◆ Spatial annotation listing ◆
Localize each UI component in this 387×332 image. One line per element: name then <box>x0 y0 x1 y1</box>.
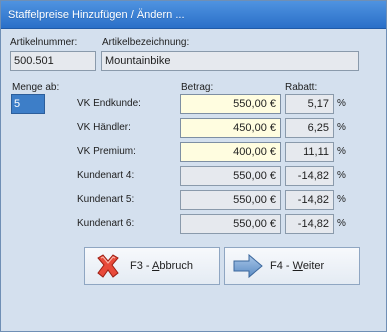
window-title: Staffelpreise Hinzufügen / Ändern ... <box>8 9 185 21</box>
row-label: VK Premium: <box>77 146 136 157</box>
percent-sign: % <box>337 146 346 157</box>
rabatt-field: 11,11 <box>285 142 334 162</box>
betrag-field: 550,00 € <box>180 190 281 210</box>
percent-sign: % <box>337 194 346 205</box>
row-label: VK Händler: <box>77 122 131 133</box>
red-x-icon <box>91 251 125 281</box>
right-arrow-icon <box>231 251 265 281</box>
betrag-field[interactable]: 450,00 € <box>180 118 281 138</box>
row-label: VK Endkunde: <box>77 98 141 109</box>
rabatt-field: 5,17 <box>285 94 334 114</box>
menge-input[interactable]: 5 <box>11 94 45 114</box>
rabatt-field: -14,82 <box>285 190 334 210</box>
row-label: Kundenart 6: <box>77 218 135 229</box>
title-bar[interactable]: Staffelpreise Hinzufügen / Ändern ... <box>1 1 386 29</box>
menge-label: Menge ab: <box>12 82 60 93</box>
dialog-window: Staffelpreise Hinzufügen / Ändern ... Ar… <box>0 0 387 332</box>
artikelnummer-field: 500.501 <box>10 51 96 71</box>
percent-sign: % <box>337 170 346 181</box>
rabatt-field: -14,82 <box>285 166 334 186</box>
row-label: Kundenart 5: <box>77 194 135 205</box>
betrag-field: 550,00 € <box>180 214 281 234</box>
rabatt-column-header: Rabatt: <box>285 82 318 93</box>
rabatt-field: -14,82 <box>285 214 334 234</box>
weiter-button[interactable]: F4 - Weiter <box>224 247 360 285</box>
percent-sign: % <box>337 122 346 133</box>
weiter-label: F4 - Weiter <box>270 260 325 272</box>
percent-sign: % <box>337 98 346 109</box>
betrag-field[interactable]: 550,00 € <box>180 94 281 114</box>
abbruch-label: F3 - Abbruch <box>130 260 193 272</box>
dialog-body: Artikelnummer: Artikelbezeichnung: 500.5… <box>1 30 386 331</box>
artikelbezeichnung-label: Artikelbezeichnung: <box>102 37 190 48</box>
abbruch-button[interactable]: F3 - Abbruch <box>84 247 220 285</box>
betrag-field: 550,00 € <box>180 166 281 186</box>
rabatt-field: 6,25 <box>285 118 334 138</box>
artikelbezeichnung-field: Mountainbike <box>101 51 359 71</box>
betrag-field[interactable]: 400,00 € <box>180 142 281 162</box>
row-label: Kundenart 4: <box>77 170 135 181</box>
betrag-column-header: Betrag: <box>181 82 214 93</box>
percent-sign: % <box>337 218 346 229</box>
artikelnummer-label: Artikelnummer: <box>10 37 78 48</box>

◆ STATED GOAL ◆
In the listing, starting at the line that contains "window-title: Staffelpreise Hinzufügen" and ending at the line that contains "row-label: Kundenart 6: <box>77", swap "row-label" for "customer-type-label" and leave everything else unchanged. Return only those lines.

◆ OUTPUT BELOW ◆
window-title: Staffelpreise Hinzufügen / Ändern ... <box>8 9 185 21</box>
customer-type-label: VK Premium: <box>77 146 136 157</box>
percent-sign: % <box>337 146 346 157</box>
rabatt-field: 11,11 <box>285 142 334 162</box>
betrag-field: 550,00 € <box>180 190 281 210</box>
percent-sign: % <box>337 194 346 205</box>
customer-type-label: VK Händler: <box>77 122 131 133</box>
red-x-icon <box>91 251 125 281</box>
right-arrow-icon <box>231 251 265 281</box>
betrag-field[interactable]: 450,00 € <box>180 118 281 138</box>
customer-type-label: VK Endkunde: <box>77 98 141 109</box>
rabatt-field: 5,17 <box>285 94 334 114</box>
menge-input[interactable]: 5 <box>11 94 45 114</box>
rabatt-field: -14,82 <box>285 190 334 210</box>
customer-type-label: Kundenart 6: <box>77 218 135 229</box>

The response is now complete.